TASK OBJECTIVE: Every record must be transcribed in its entirety, apart from the images, which are to be omitted.

===

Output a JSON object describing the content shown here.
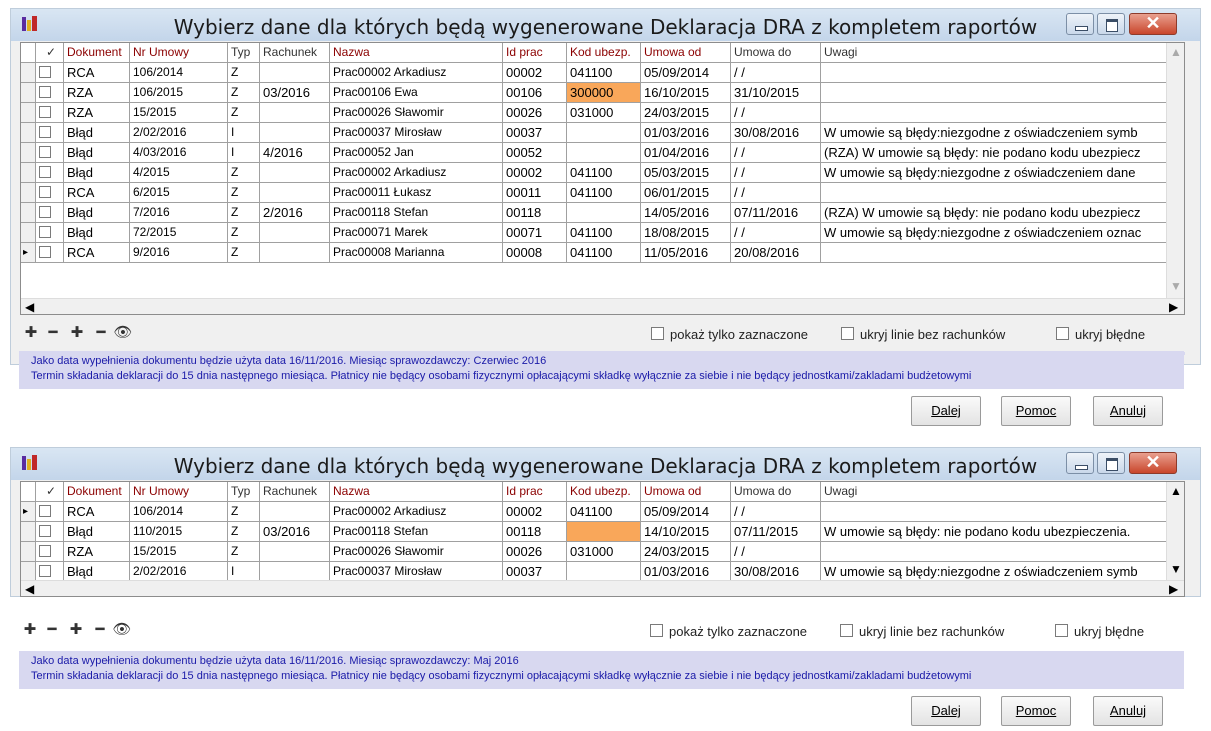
{
  "dialogs": [
    {
      "title": "Wybierz dane dla których będą wygenerowane Deklaracja DRA z kompletem raportów",
      "columns": [
        "✓",
        "Dokument",
        "Nr Umowy",
        "Typ",
        "Rachunek",
        "Nazwa",
        "Id prac",
        "Kod ubezp.",
        "Umowa od",
        "Umowa do",
        "Uwagi"
      ],
      "rows": [
        {
          "doc": "RCA",
          "nr": "106/2014",
          "typ": "Z",
          "rach": "",
          "nazwa": "Prac00002 Arkadiusz",
          "id": "00002",
          "kod": "041100",
          "od": "05/09/2014",
          "do": "/ /",
          "uwagi": ""
        },
        {
          "doc": "RZA",
          "nr": "106/2015",
          "typ": "Z",
          "rach": "03/2016",
          "nazwa": "Prac00106 Ewa",
          "id": "00106",
          "kod": "300000",
          "od": "16/10/2015",
          "do": "31/10/2015",
          "uwagi": ""
        },
        {
          "doc": "RZA",
          "nr": "15/2015",
          "typ": "Z",
          "rach": "",
          "nazwa": "Prac00026 Sławomir",
          "id": "00026",
          "kod": "031000",
          "od": "24/03/2015",
          "do": "/ /",
          "uwagi": ""
        },
        {
          "doc": "Błąd",
          "nr": "2/02/2016",
          "typ": "I",
          "rach": "",
          "nazwa": "Prac00037 Mirosław",
          "id": "00037",
          "kod": "",
          "od": "01/03/2016",
          "do": "30/08/2016",
          "uwagi": " W umowie są błędy:niezgodne z oświadczeniem symb"
        },
        {
          "doc": "Błąd",
          "nr": "4/03/2016",
          "typ": "I",
          "rach": "4/2016",
          "nazwa": "Prac00052 Jan",
          "id": "00052",
          "kod": "",
          "od": "01/04/2016",
          "do": "/ /",
          "uwagi": "(RZA)  W umowie są błędy: nie podano kodu ubezpiecz"
        },
        {
          "doc": "Błąd",
          "nr": "4/2015",
          "typ": "Z",
          "rach": "",
          "nazwa": "Prac00002 Arkadiusz",
          "id": "00002",
          "kod": "041100",
          "od": "05/03/2015",
          "do": "/ /",
          "uwagi": " W umowie są błędy:niezgodne z oświadczeniem dane"
        },
        {
          "doc": "RCA",
          "nr": "6/2015",
          "typ": "Z",
          "rach": "",
          "nazwa": "Prac00011 Łukasz",
          "id": "00011",
          "kod": "041100",
          "od": "06/01/2015",
          "do": "/ /",
          "uwagi": ""
        },
        {
          "doc": "Błąd",
          "nr": "7/2016",
          "typ": "Z",
          "rach": "2/2016",
          "nazwa": "Prac00118 Stefan",
          "id": "00118",
          "kod": "",
          "od": "14/05/2016",
          "do": "07/11/2016",
          "uwagi": "(RZA)  W umowie są błędy: nie podano kodu ubezpiecz"
        },
        {
          "doc": "Błąd",
          "nr": "72/2015",
          "typ": "Z",
          "rach": "",
          "nazwa": "Prac00071 Marek",
          "id": "00071",
          "kod": "041100",
          "od": "18/08/2015",
          "do": "/ /",
          "uwagi": " W umowie są błędy:niezgodne z oświadczeniem oznac"
        },
        {
          "doc": "RCA",
          "nr": "9/2016",
          "typ": "Z",
          "rach": "",
          "nazwa": "Prac00008 Marianna",
          "id": "00008",
          "kod": "041100",
          "od": "11/05/2016",
          "do": "20/08/2016",
          "uwagi": ""
        }
      ],
      "options": [
        "pokaż tylko zaznaczone",
        "ukryj linie bez rachunków",
        "ukryj błędne"
      ],
      "info": [
        "Jako data wypełnienia dokumentu będzie użyta data 16/11/2016.  Miesiąc sprawozdawczy: Czerwiec 2016",
        "Termin składania deklaracji do 15 dnia następnego miesiąca. Płatnicy nie będący osobami fizycznymi opłacającymi składkę wyłącznie za siebie i nie będący jednostkami/zakladami budżetowymi"
      ],
      "buttons": [
        "Dalej",
        "Pomoc",
        "Anuluj"
      ]
    },
    {
      "title": "Wybierz dane dla których będą wygenerowane Deklaracja DRA z kompletem raportów",
      "columns": [
        "✓",
        "Dokument",
        "Nr Umowy",
        "Typ",
        "Rachunek",
        "Nazwa",
        "Id prac",
        "Kod ubezp.",
        "Umowa od",
        "Umowa do",
        "Uwagi"
      ],
      "rows": [
        {
          "doc": "RCA",
          "nr": "106/2014",
          "typ": "Z",
          "rach": "",
          "nazwa": "Prac00002 Arkadiusz",
          "id": "00002",
          "kod": "041100",
          "od": "05/09/2014",
          "do": "/ /",
          "uwagi": ""
        },
        {
          "doc": "Błąd",
          "nr": "110/2015",
          "typ": "Z",
          "rach": "03/2016",
          "nazwa": "Prac00118 Stefan",
          "id": "00118",
          "kod": "",
          "od": "14/10/2015",
          "do": "07/11/2015",
          "uwagi": " W umowie są błędy: nie podano kodu ubezpieczenia."
        },
        {
          "doc": "RZA",
          "nr": "15/2015",
          "typ": "Z",
          "rach": "",
          "nazwa": "Prac00026 Sławomir",
          "id": "00026",
          "kod": "031000",
          "od": "24/03/2015",
          "do": "/ /",
          "uwagi": ""
        },
        {
          "doc": "Błąd",
          "nr": "2/02/2016",
          "typ": "I",
          "rach": "",
          "nazwa": "Prac00037 Mirosław",
          "id": "00037",
          "kod": "",
          "od": "01/03/2016",
          "do": "30/08/2016",
          "uwagi": " W umowie są błędy:niezgodne z oświadczeniem symb"
        }
      ],
      "options": [
        "pokaż tylko zaznaczone",
        "ukryj linie bez rachunków",
        "ukryj błędne"
      ],
      "info": [
        "Jako data wypełnienia dokumentu będzie użyta data 16/11/2016.  Miesiąc sprawozdawczy: Maj 2016",
        "Termin składania deklaracji do 15 dnia następnego miesiąca. Płatnicy nie będący osobami fizycznymi opłacającymi składkę wyłącznie za siebie i nie będący jednostkami/zakladami budżetowymi"
      ],
      "buttons": [
        "Dalej",
        "Pomoc",
        "Anuluj"
      ]
    }
  ],
  "colors": {
    "highlight_orange": "#f9a75a",
    "header_text": "#8b0000",
    "info_text": "#1a1aa8",
    "info_bg": "#d8d8f0"
  },
  "icons": [
    "add-icon",
    "remove-icon",
    "add-all-icon",
    "remove-all-icon",
    "binoculars-icon"
  ]
}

===

FINISHED TASK:
Output a JSON object describing the content shown here.
{
  "dialogs": [
    {
      "title": "Wybierz dane dla których będą wygenerowane Deklaracja DRA z kompletem raportów",
      "columns": [
        "✓",
        "Dokument",
        "Nr Umowy",
        "Typ",
        "Rachunek",
        "Nazwa",
        "Id prac",
        "Kod ubezp.",
        "Umowa od",
        "Umowa do",
        "Uwagi"
      ],
      "rows": [
        {
          "doc": "RCA",
          "nr": "106/2014",
          "typ": "Z",
          "rach": "",
          "nazwa": "Prac00002 Arkadiusz",
          "id": "00002",
          "kod": "041100",
          "od": "05/09/2014",
          "do": "/ /",
          "uwagi": ""
        },
        {
          "doc": "RZA",
          "nr": "106/2015",
          "typ": "Z",
          "rach": "03/2016",
          "nazwa": "Prac00106 Ewa",
          "id": "00106",
          "kod": "300000",
          "od": "16/10/2015",
          "do": "31/10/2015",
          "uwagi": ""
        },
        {
          "doc": "RZA",
          "nr": "15/2015",
          "typ": "Z",
          "rach": "",
          "nazwa": "Prac00026 Sławomir",
          "id": "00026",
          "kod": "031000",
          "od": "24/03/2015",
          "do": "/ /",
          "uwagi": ""
        },
        {
          "doc": "Błąd",
          "nr": "2/02/2016",
          "typ": "I",
          "rach": "",
          "nazwa": "Prac00037 Mirosław",
          "id": "00037",
          "kod": "",
          "od": "01/03/2016",
          "do": "30/08/2016",
          "uwagi": " W umowie są błędy:niezgodne z oświadczeniem symb"
        },
        {
          "doc": "Błąd",
          "nr": "4/03/2016",
          "typ": "I",
          "rach": "4/2016",
          "nazwa": "Prac00052 Jan",
          "id": "00052",
          "kod": "",
          "od": "01/04/2016",
          "do": "/ /",
          "uwagi": "(RZA)  W umowie są błędy: nie podano kodu ubezpiecz"
        },
        {
          "doc": "Błąd",
          "nr": "4/2015",
          "typ": "Z",
          "rach": "",
          "nazwa": "Prac00002 Arkadiusz",
          "id": "00002",
          "kod": "041100",
          "od": "05/03/2015",
          "do": "/ /",
          "uwagi": " W umowie są błędy:niezgodne z oświadczeniem dane"
        },
        {
          "doc": "RCA",
          "nr": "6/2015",
          "typ": "Z",
          "rach": "",
          "nazwa": "Prac00011 Łukasz",
          "id": "00011",
          "kod": "041100",
          "od": "06/01/2015",
          "do": "/ /",
          "uwagi": ""
        },
        {
          "doc": "Błąd",
          "nr": "7/2016",
          "typ": "Z",
          "rach": "2/2016",
          "nazwa": "Prac00118 Stefan",
          "id": "00118",
          "kod": "",
          "od": "14/05/2016",
          "do": "07/11/2016",
          "uwagi": "(RZA)  W umowie są błędy: nie podano kodu ubezpiecz"
        },
        {
          "doc": "Błąd",
          "nr": "72/2015",
          "typ": "Z",
          "rach": "",
          "nazwa": "Prac00071 Marek",
          "id": "00071",
          "kod": "041100",
          "od": "18/08/2015",
          "do": "/ /",
          "uwagi": " W umowie są błędy:niezgodne z oświadczeniem oznac"
        },
        {
          "doc": "RCA",
          "nr": "9/2016",
          "typ": "Z",
          "rach": "",
          "nazwa": "Prac00008 Marianna",
          "id": "00008",
          "kod": "041100",
          "od": "11/05/2016",
          "do": "20/08/2016",
          "uwagi": ""
        }
      ],
      "options": [
        "pokaż tylko zaznaczone",
        "ukryj linie bez rachunków",
        "ukryj błędne"
      ],
      "info": [
        "Jako data wypełnienia dokumentu będzie użyta data 16/11/2016.  Miesiąc sprawozdawczy: Czerwiec 2016",
        "Termin składania deklaracji do 15 dnia następnego miesiąca. Płatnicy nie będący osobami fizycznymi opłacającymi składkę wyłącznie za siebie i nie będący jednostkami/zakladami budżetowymi"
      ],
      "buttons": [
        "Dalej",
        "Pomoc",
        "Anuluj"
      ]
    },
    {
      "title": "Wybierz dane dla których będą wygenerowane Deklaracja DRA z kompletem raportów",
      "columns": [
        "✓",
        "Dokument",
        "Nr Umowy",
        "Typ",
        "Rachunek",
        "Nazwa",
        "Id prac",
        "Kod ubezp.",
        "Umowa od",
        "Umowa do",
        "Uwagi"
      ],
      "rows": [
        {
          "doc": "RCA",
          "nr": "106/2014",
          "typ": "Z",
          "rach": "",
          "nazwa": "Prac00002 Arkadiusz",
          "id": "00002",
          "kod": "041100",
          "od": "05/09/2014",
          "do": "/ /",
          "uwagi": ""
        },
        {
          "doc": "Błąd",
          "nr": "110/2015",
          "typ": "Z",
          "rach": "03/2016",
          "nazwa": "Prac00118 Stefan",
          "id": "00118",
          "kod": "",
          "od": "14/10/2015",
          "do": "07/11/2015",
          "uwagi": " W umowie są błędy: nie podano kodu ubezpieczenia."
        },
        {
          "doc": "RZA",
          "nr": "15/2015",
          "typ": "Z",
          "rach": "",
          "nazwa": "Prac00026 Sławomir",
          "id": "00026",
          "kod": "031000",
          "od": "24/03/2015",
          "do": "/ /",
          "uwagi": ""
        },
        {
          "doc": "Błąd",
          "nr": "2/02/2016",
          "typ": "I",
          "rach": "",
          "nazwa": "Prac00037 Mirosław",
          "id": "00037",
          "kod": "",
          "od": "01/03/2016",
          "do": "30/08/2016",
          "uwagi": " W umowie są błędy:niezgodne z oświadczeniem symb"
        }
      ],
      "options": [
        "pokaż tylko zaznaczone",
        "ukryj linie bez rachunków",
        "ukryj błędne"
      ],
      "info": [
        "Jako data wypełnienia dokumentu będzie użyta data 16/11/2016.  Miesiąc sprawozdawczy: Maj 2016",
        "Termin składania deklaracji do 15 dnia następnego miesiąca. Płatnicy nie będący osobami fizycznymi opłacającymi składkę wyłącznie za siebie i nie będący jednostkami/zakladami budżetowymi"
      ],
      "buttons": [
        "Dalej",
        "Pomoc",
        "Anuluj"
      ]
    }
  ],
  "colors": {
    "highlight_orange": "#f9a75a",
    "header_text": "#8b0000",
    "info_text": "#1a1aa8",
    "info_bg": "#d8d8f0"
  },
  "icons": [
    "add-icon",
    "remove-icon",
    "add-all-icon",
    "remove-all-icon",
    "binoculars-icon"
  ]
}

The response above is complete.